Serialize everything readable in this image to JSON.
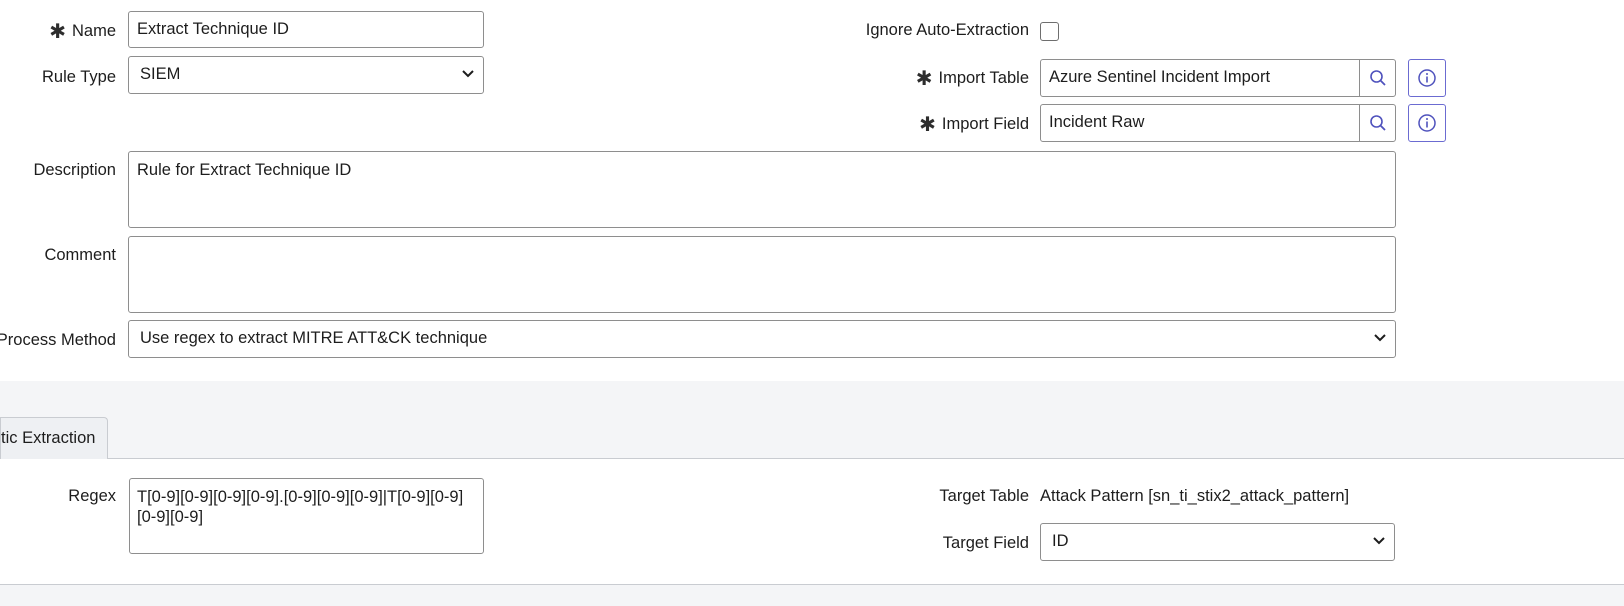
{
  "form": {
    "name_label": "Name",
    "name_value": "Extract Technique ID",
    "rule_type_label": "Rule Type",
    "rule_type_value": "SIEM",
    "ignore_auto_extraction_label": "Ignore Auto-Extraction",
    "ignore_auto_extraction_checked": false,
    "import_table_label": "Import Table",
    "import_table_value": "Azure Sentinel Incident Import",
    "import_field_label": "Import Field",
    "import_field_value": "Incident Raw",
    "description_label": "Description",
    "description_value": "Rule for Extract Technique ID",
    "comment_label": "Comment",
    "comment_value": "",
    "process_method_label": "Process Method",
    "process_method_value": "Use regex to extract MITRE ATT&CK technique"
  },
  "tabs": [
    {
      "label": "tic Extraction"
    }
  ],
  "extraction": {
    "regex_label": "Regex",
    "regex_value": "T[0-9][0-9][0-9][0-9].[0-9][0-9][0-9]|T[0-9][0-9][0-9][0-9]",
    "target_table_label": "Target Table",
    "target_table_value": "Attack Pattern [sn_ti_stix2_attack_pattern]",
    "target_field_label": "Target Field",
    "target_field_value": "ID"
  },
  "icons": {
    "required": "asterisk-icon",
    "lookup": "search-icon",
    "info": "info-icon",
    "dropdown": "chevron-down-icon"
  },
  "colors": {
    "accent": "#4f52bd",
    "border": "#8e8e8e",
    "section_background": "#f4f5f7"
  }
}
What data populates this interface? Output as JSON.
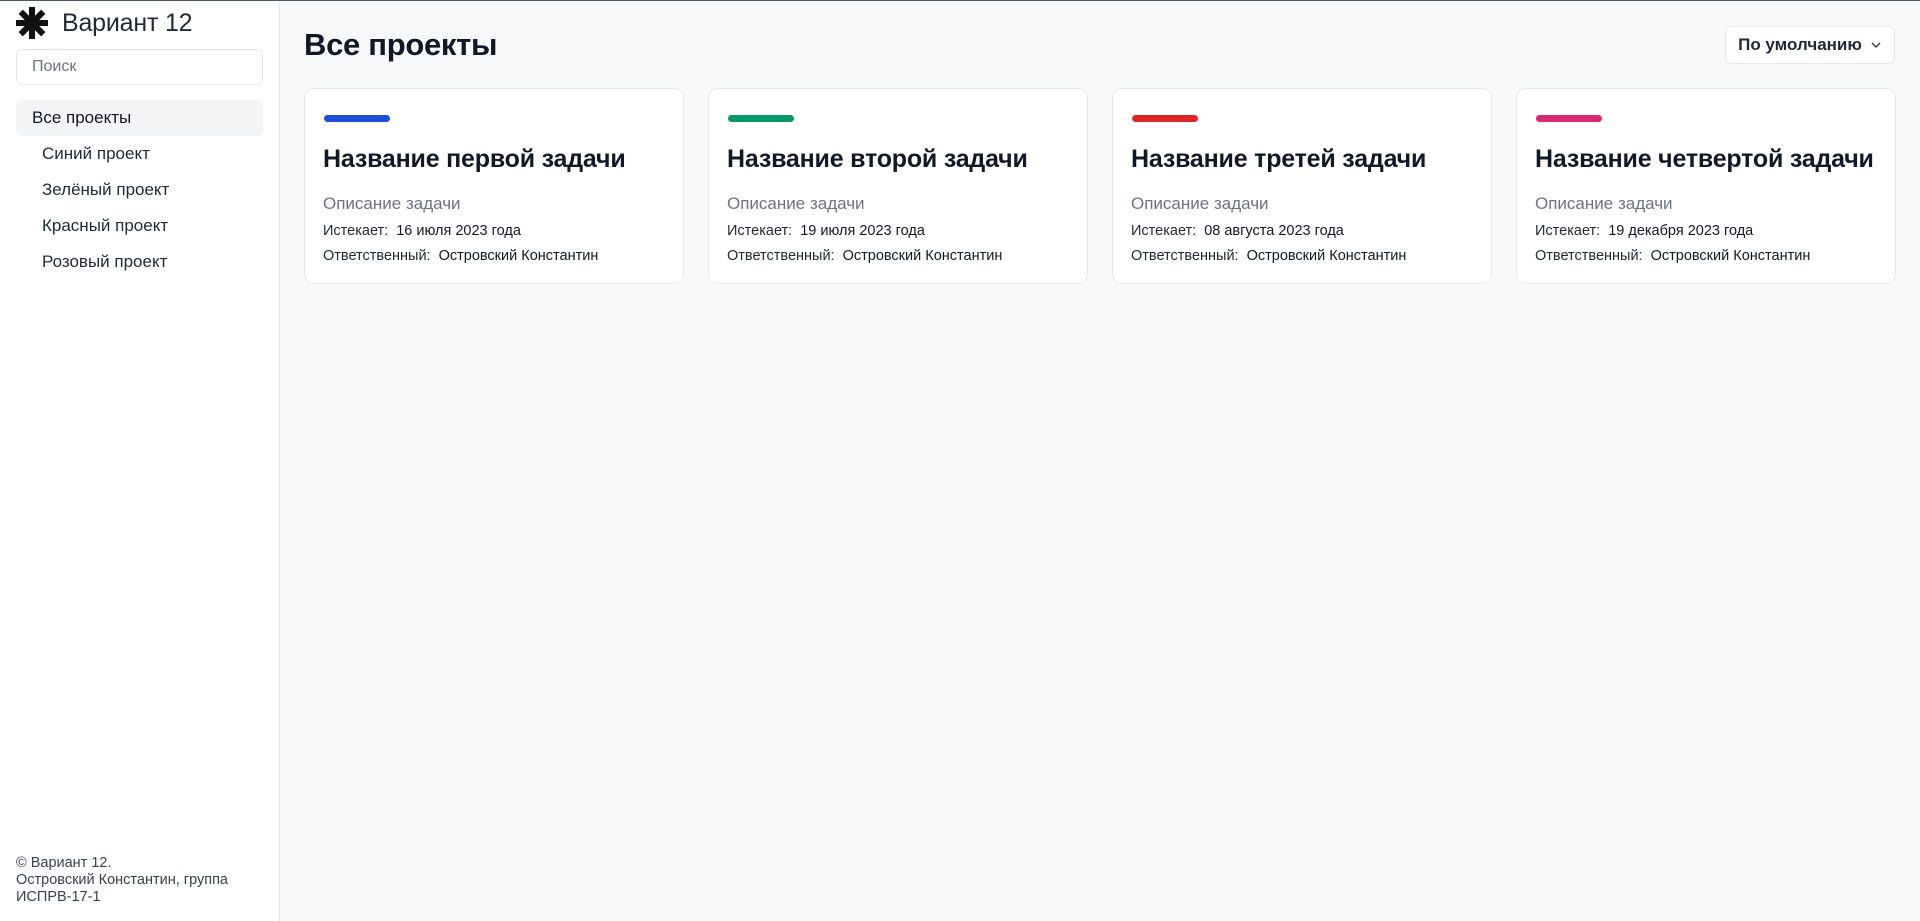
{
  "app": {
    "title": "Вариант 12",
    "logo_icon": "asterisk-icon"
  },
  "search": {
    "placeholder": "Поиск",
    "value": ""
  },
  "sidebar": {
    "items": [
      {
        "label": "Все проекты",
        "active": true
      },
      {
        "label": "Синий проект"
      },
      {
        "label": "Зелёный проект"
      },
      {
        "label": "Красный проект"
      },
      {
        "label": "Розовый проект"
      }
    ]
  },
  "footer": {
    "line1": "© Вариант 12.",
    "line2": "Островский Константин, группа",
    "line3": "ИСПРВ-17-1"
  },
  "header": {
    "title": "Все проекты",
    "sort_label": "По умолчанию",
    "sort_icon": "chevron-down-icon"
  },
  "labels": {
    "expires": "Истекает:",
    "responsible": "Ответственный:"
  },
  "cards": [
    {
      "title": "Название первой задачи",
      "description": "Описание задачи",
      "expires": "16 июля 2023 года",
      "responsible": "Островский Константин",
      "color": "#1d4ed8"
    },
    {
      "title": "Название второй задачи",
      "description": "Описание задачи",
      "expires": "19 июля 2023 года",
      "responsible": "Островский Константин",
      "color": "#059669"
    },
    {
      "title": "Название третей задачи",
      "description": "Описание задачи",
      "expires": "08 августа 2023 года",
      "responsible": "Островский Константин",
      "color": "#dc2626"
    },
    {
      "title": "Название четвертой задачи",
      "description": "Описание задачи",
      "expires": "19 декабря 2023 года",
      "responsible": "Островский Константин",
      "color": "#db2777"
    }
  ]
}
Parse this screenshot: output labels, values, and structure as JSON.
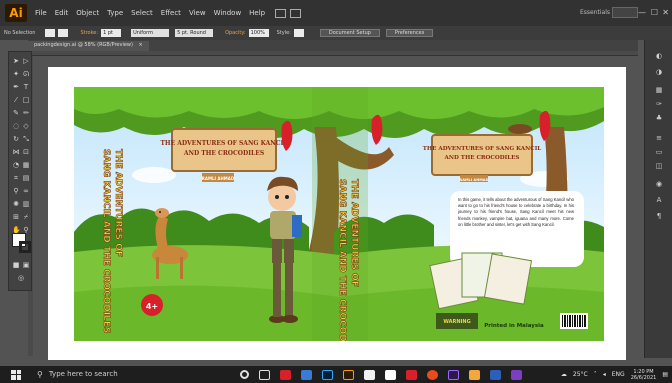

========

▸ **Set problem**
Repeat the entries exactly and keep the pictures out of the copy.

▸ **The solution**
Serialize everything readable in this image to JSON.
{
  "form": {
    "name_label": "Name",
    "name_value": "Extract Technique ID",
    "rule_type_label": "Rule Type",
    "rule_type_value": "SIEM",
    "ignore_auto_extraction_label": "Ignore Auto-Extraction",
    "ignore_auto_extraction_checked": false,
    "import_table_label": "Import Table",
    "import_table_value": "Azure Sentinel Incident Import",
    "import_field_label": "Import Field",
    "import_field_value": "Incident Raw",
    "description_label": "Description",
    "description_value": "Rule for Extract Technique ID",
    "comment_label": "Comment",
    "comment_value": "",
    "process_method_label": "Process Method",
    "process_method_value": "Use regex to extract MITRE ATT&CK technique"
  },
  "tabs": [
    {
      "label": "tic Extraction"
    }
  ],
  "extraction": {
    "regex_label": "Regex",
    "regex_value": "T[0-9][0-9][0-9][0-9].[0-9][0-9][0-9]|T[0-9][0-9][0-9][0-9]",
    "target_table_label": "Target Table",
    "target_table_value": "Attack Pattern [sn_ti_stix2_attack_pattern]",
    "target_field_label": "Target Field",
    "target_field_value": "ID"
  },
  "icons": {
    "required": "asterisk-icon",
    "lookup": "search-icon",
    "info": "info-icon",
    "dropdown": "chevron-down-icon"
  },
  "colors": {
    "accent": "#4f52bd",
    "border": "#8e8e8e",
    "section_background": "#f4f5f7"
  }
}
What data populates this interface? Output as JSON.
{
  "app": {
    "title": "Вариант 12",
    "logo_icon": "asterisk-icon"
  },
  "search": {
    "placeholder": "Поиск",
    "value": ""
  },
  "sidebar": {
    "items": [
      {
        "label": "Все проекты",
        "active": true
      },
      {
        "label": "Синий проект"
      },
      {
        "label": "Зелёный проект"
      },
      {
        "label": "Красный проект"
      },
      {
        "label": "Розовый проект"
      }
    ]
  },
  "footer": {
    "line1": "© Вариант 12.",
    "line2": "Островский Константин, группа",
    "line3": "ИСПРВ-17-1"
  },
  "header": {
    "title": "Все проекты",
    "sort_label": "По умолчанию",
    "sort_icon": "chevron-down-icon"
  },
  "labels": {
    "expires": "Истекает:",
    "responsible": "Ответственный:"
  },
  "cards": [
    {
      "title": "Название первой задачи",
      "description": "Описание задачи",
      "expires": "16 июля 2023 года",
      "responsible": "Островский Константин",
      "color": "#1d4ed8"
    },
    {
      "title": "Название второй задачи",
      "description": "Описание задачи",
      "expires": "19 июля 2023 года",
      "responsible": "Островский Константин",
      "color": "#059669"
    },
    {
      "title": "Название третей задачи",
      "description": "Описание задачи",
      "expires": "08 августа 2023 года",
      "responsible": "Островский Константин",
      "color": "#dc2626"
    },
    {
      "title": "Название четвертой задачи",
      "description": "Описание задачи",
      "expires": "19 декабря 2023 года",
      "responsible": "Островский Константин",
      "color": "#db2777"
    }
  ]
}
Parse this screenshot: output labels, values, and structure as JSON.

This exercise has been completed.